* _Your instructions_: Write the entries out again exactly as they stand, but without the pictures.

#### Raw data

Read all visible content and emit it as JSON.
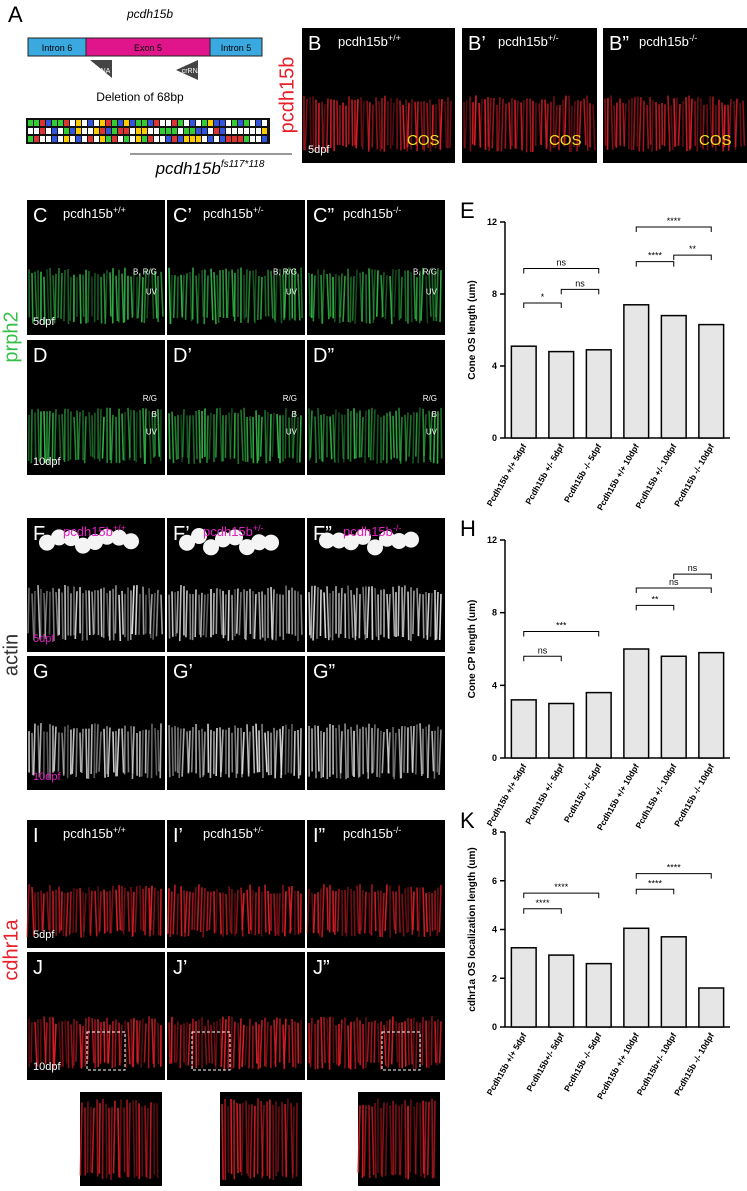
{
  "panel_a": {
    "letter": "A",
    "gene": "pcdh15b",
    "intron_left": "Intron 6",
    "exon": "Exon 5",
    "intron_right": "Intron 5",
    "guide_left": "crRNA",
    "guide_right": "crRNA",
    "deletion": "Deletion of 68bp",
    "allele_gene": "pcdh15b",
    "allele_sup": "fs117*118"
  },
  "stains": [
    {
      "label": "pcdh15b",
      "color": "#e8202a"
    },
    {
      "label": "prph2",
      "color": "#36c04a"
    },
    {
      "label": "actin",
      "color": "#333333"
    },
    {
      "label": "cdhr1a",
      "color": "#e8202a"
    }
  ],
  "images": [
    {
      "letter": "B",
      "gene": "pcdh15b",
      "genotype": "+/+",
      "age": "5dpf",
      "zone": "COS"
    },
    {
      "letter": "B’",
      "gene": "pcdh15b",
      "genotype": "+/-",
      "zone": "COS"
    },
    {
      "letter": "B”",
      "gene": "pcdh15b",
      "genotype": "-/-",
      "zone": "COS"
    },
    {
      "letter": "C",
      "gene": "pcdh15b",
      "genotype": "+/+",
      "age": "5dpf",
      "cones": [
        "B, R/G",
        "UV"
      ]
    },
    {
      "letter": "C’",
      "gene": "pcdh15b",
      "genotype": "+/-",
      "cones": [
        "B, R/G",
        "UV"
      ]
    },
    {
      "letter": "C”",
      "gene": "pcdh15b",
      "genotype": "-/-",
      "cones": [
        "B, R/G",
        "UV"
      ]
    },
    {
      "letter": "D",
      "age": "10dpf",
      "cones": [
        "R/G",
        "B",
        "UV"
      ]
    },
    {
      "letter": "D’",
      "cones": [
        "R/G",
        "B",
        "UV"
      ]
    },
    {
      "letter": "D”",
      "cones": [
        "R/G",
        "B",
        "UV"
      ]
    },
    {
      "letter": "F",
      "gene": "pcdh15b",
      "genotype": "+/+",
      "age": "5dpf"
    },
    {
      "letter": "F’",
      "gene": "pcdh15b",
      "genotype": "+/-"
    },
    {
      "letter": "F”",
      "gene": "pcdh15b",
      "genotype": "-/-"
    },
    {
      "letter": "G",
      "age": "10dpf"
    },
    {
      "letter": "G’"
    },
    {
      "letter": "G”"
    },
    {
      "letter": "I",
      "gene": "pcdh15b",
      "genotype": "+/+",
      "age": "5dpf"
    },
    {
      "letter": "I’",
      "gene": "pcdh15b",
      "genotype": "+/-"
    },
    {
      "letter": "I”",
      "gene": "pcdh15b",
      "genotype": "-/-"
    },
    {
      "letter": "J",
      "age": "10dpf"
    },
    {
      "letter": "J’"
    },
    {
      "letter": "J”"
    }
  ],
  "chart_data": [
    {
      "type": "bar",
      "label": "E",
      "y_label": "Cone OS length (um)",
      "categories": [
        "Pcdh15b +/+ 5dpf",
        "Pcdh15b +/- 5dpf",
        "Pcdh15b -/- 5dpf",
        "Pcdh15b +/+ 10dpf",
        "Pcdh15b +/- 10dpf",
        "Pcdh15b -/- 10dpf"
      ],
      "values": [
        5.1,
        4.8,
        4.9,
        7.4,
        6.8,
        6.3
      ],
      "ylim": [
        0,
        12
      ],
      "yticks": [
        0,
        4,
        8,
        12
      ],
      "color": "#e6e6e6",
      "annotations": [
        {
          "label": "*",
          "between": [
            0,
            1
          ]
        },
        {
          "label": "ns",
          "between": [
            1,
            2
          ]
        },
        {
          "label": "ns",
          "between": [
            0,
            2
          ]
        },
        {
          "label": "****",
          "between": [
            3,
            4
          ]
        },
        {
          "label": "**",
          "between": [
            4,
            5
          ]
        },
        {
          "label": "****",
          "between": [
            3,
            5
          ]
        }
      ]
    },
    {
      "type": "bar",
      "label": "H",
      "y_label": "Cone CP length (um)",
      "categories": [
        "Pcdh15b +/+ 5dpf",
        "Pcdh15b +/- 5dpf",
        "Pcdh15b -/- 5dpf",
        "Pcdh15b +/+ 10dpf",
        "Pcdh15b +/- 10dpf",
        "Pcdh15b -/- 10dpf"
      ],
      "values": [
        3.2,
        3.0,
        3.6,
        6.0,
        5.6,
        5.8
      ],
      "ylim": [
        0,
        12
      ],
      "yticks": [
        0,
        4,
        8,
        12
      ],
      "color": "#e6e6e6",
      "annotations": [
        {
          "label": "ns",
          "between": [
            0,
            1
          ]
        },
        {
          "label": "***",
          "between": [
            0,
            2
          ]
        },
        {
          "label": "**",
          "between": [
            3,
            4
          ]
        },
        {
          "label": "ns",
          "between": [
            3,
            5
          ]
        },
        {
          "label": "ns",
          "between": [
            4,
            5
          ]
        }
      ]
    },
    {
      "type": "bar",
      "label": "K",
      "y_label": "cdhr1a OS localization length (um)",
      "categories": [
        "Pcdh15b +/+ 5dpf",
        "Pcdh15b+/- 5dpf",
        "Pcdh15b -/- 5dpf",
        "Pcdh15b +/+ 10dpf",
        "Pcdh15b+/- 10dpf",
        "Pcdh15b -/- 10dpf"
      ],
      "values": [
        3.25,
        2.95,
        2.6,
        4.05,
        3.7,
        1.6
      ],
      "ylim": [
        0,
        8
      ],
      "yticks": [
        0,
        2,
        4,
        6,
        8
      ],
      "color": "#e6e6e6",
      "annotations": [
        {
          "label": "****",
          "between": [
            0,
            1
          ]
        },
        {
          "label": "****",
          "between": [
            0,
            2
          ]
        },
        {
          "label": "****",
          "between": [
            3,
            4
          ]
        },
        {
          "label": "****",
          "between": [
            3,
            5
          ]
        }
      ]
    }
  ]
}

########

* _Complete output_:
Read all visible content and emit it as JSON.
{
  "panel_a": {
    "letter": "A",
    "gene": "pcdh15b",
    "intron_left": "Intron 6",
    "exon": "Exon 5",
    "intron_right": "Intron 5",
    "guide_left": "crRNA",
    "guide_right": "crRNA",
    "deletion": "Deletion of 68bp",
    "allele_gene": "pcdh15b",
    "allele_sup": "fs117*118"
  },
  "stains": [
    {
      "label": "pcdh15b",
      "color": "#e8202a"
    },
    {
      "label": "prph2",
      "color": "#36c04a"
    },
    {
      "label": "actin",
      "color": "#333333"
    },
    {
      "label": "cdhr1a",
      "color": "#e8202a"
    }
  ],
  "images": [
    {
      "letter": "B",
      "gene": "pcdh15b",
      "genotype": "+/+",
      "age": "5dpf",
      "zone": "COS"
    },
    {
      "letter": "B’",
      "gene": "pcdh15b",
      "genotype": "+/-",
      "zone": "COS"
    },
    {
      "letter": "B”",
      "gene": "pcdh15b",
      "genotype": "-/-",
      "zone": "COS"
    },
    {
      "letter": "C",
      "gene": "pcdh15b",
      "genotype": "+/+",
      "age": "5dpf",
      "cones": [
        "B, R/G",
        "UV"
      ]
    },
    {
      "letter": "C’",
      "gene": "pcdh15b",
      "genotype": "+/-",
      "cones": [
        "B, R/G",
        "UV"
      ]
    },
    {
      "letter": "C”",
      "gene": "pcdh15b",
      "genotype": "-/-",
      "cones": [
        "B, R/G",
        "UV"
      ]
    },
    {
      "letter": "D",
      "age": "10dpf",
      "cones": [
        "R/G",
        "B",
        "UV"
      ]
    },
    {
      "letter": "D’",
      "cones": [
        "R/G",
        "B",
        "UV"
      ]
    },
    {
      "letter": "D”",
      "cones": [
        "R/G",
        "B",
        "UV"
      ]
    },
    {
      "letter": "F",
      "gene": "pcdh15b",
      "genotype": "+/+",
      "age": "5dpf"
    },
    {
      "letter": "F’",
      "gene": "pcdh15b",
      "genotype": "+/-"
    },
    {
      "letter": "F”",
      "gene": "pcdh15b",
      "genotype": "-/-"
    },
    {
      "letter": "G",
      "age": "10dpf"
    },
    {
      "letter": "G’"
    },
    {
      "letter": "G”"
    },
    {
      "letter": "I",
      "gene": "pcdh15b",
      "genotype": "+/+",
      "age": "5dpf"
    },
    {
      "letter": "I’",
      "gene": "pcdh15b",
      "genotype": "+/-"
    },
    {
      "letter": "I”",
      "gene": "pcdh15b",
      "genotype": "-/-"
    },
    {
      "letter": "J",
      "age": "10dpf"
    },
    {
      "letter": "J’"
    },
    {
      "letter": "J”"
    }
  ],
  "chart_data": [
    {
      "type": "bar",
      "label": "E",
      "y_label": "Cone OS length (um)",
      "categories": [
        "Pcdh15b +/+ 5dpf",
        "Pcdh15b +/- 5dpf",
        "Pcdh15b -/- 5dpf",
        "Pcdh15b +/+ 10dpf",
        "Pcdh15b +/- 10dpf",
        "Pcdh15b -/- 10dpf"
      ],
      "values": [
        5.1,
        4.8,
        4.9,
        7.4,
        6.8,
        6.3
      ],
      "ylim": [
        0,
        12
      ],
      "yticks": [
        0,
        4,
        8,
        12
      ],
      "color": "#e6e6e6",
      "annotations": [
        {
          "label": "*",
          "between": [
            0,
            1
          ]
        },
        {
          "label": "ns",
          "between": [
            1,
            2
          ]
        },
        {
          "label": "ns",
          "between": [
            0,
            2
          ]
        },
        {
          "label": "****",
          "between": [
            3,
            4
          ]
        },
        {
          "label": "**",
          "between": [
            4,
            5
          ]
        },
        {
          "label": "****",
          "between": [
            3,
            5
          ]
        }
      ]
    },
    {
      "type": "bar",
      "label": "H",
      "y_label": "Cone CP length (um)",
      "categories": [
        "Pcdh15b +/+ 5dpf",
        "Pcdh15b +/- 5dpf",
        "Pcdh15b -/- 5dpf",
        "Pcdh15b +/+ 10dpf",
        "Pcdh15b +/- 10dpf",
        "Pcdh15b -/- 10dpf"
      ],
      "values": [
        3.2,
        3.0,
        3.6,
        6.0,
        5.6,
        5.8
      ],
      "ylim": [
        0,
        12
      ],
      "yticks": [
        0,
        4,
        8,
        12
      ],
      "color": "#e6e6e6",
      "annotations": [
        {
          "label": "ns",
          "between": [
            0,
            1
          ]
        },
        {
          "label": "***",
          "between": [
            0,
            2
          ]
        },
        {
          "label": "**",
          "between": [
            3,
            4
          ]
        },
        {
          "label": "ns",
          "between": [
            3,
            5
          ]
        },
        {
          "label": "ns",
          "between": [
            4,
            5
          ]
        }
      ]
    },
    {
      "type": "bar",
      "label": "K",
      "y_label": "cdhr1a OS localization length (um)",
      "categories": [
        "Pcdh15b +/+ 5dpf",
        "Pcdh15b+/- 5dpf",
        "Pcdh15b -/- 5dpf",
        "Pcdh15b +/+ 10dpf",
        "Pcdh15b+/- 10dpf",
        "Pcdh15b -/- 10dpf"
      ],
      "values": [
        3.25,
        2.95,
        2.6,
        4.05,
        3.7,
        1.6
      ],
      "ylim": [
        0,
        8
      ],
      "yticks": [
        0,
        2,
        4,
        6,
        8
      ],
      "color": "#e6e6e6",
      "annotations": [
        {
          "label": "****",
          "between": [
            0,
            1
          ]
        },
        {
          "label": "****",
          "between": [
            0,
            2
          ]
        },
        {
          "label": "****",
          "between": [
            3,
            4
          ]
        },
        {
          "label": "****",
          "between": [
            3,
            5
          ]
        }
      ]
    }
  ]
}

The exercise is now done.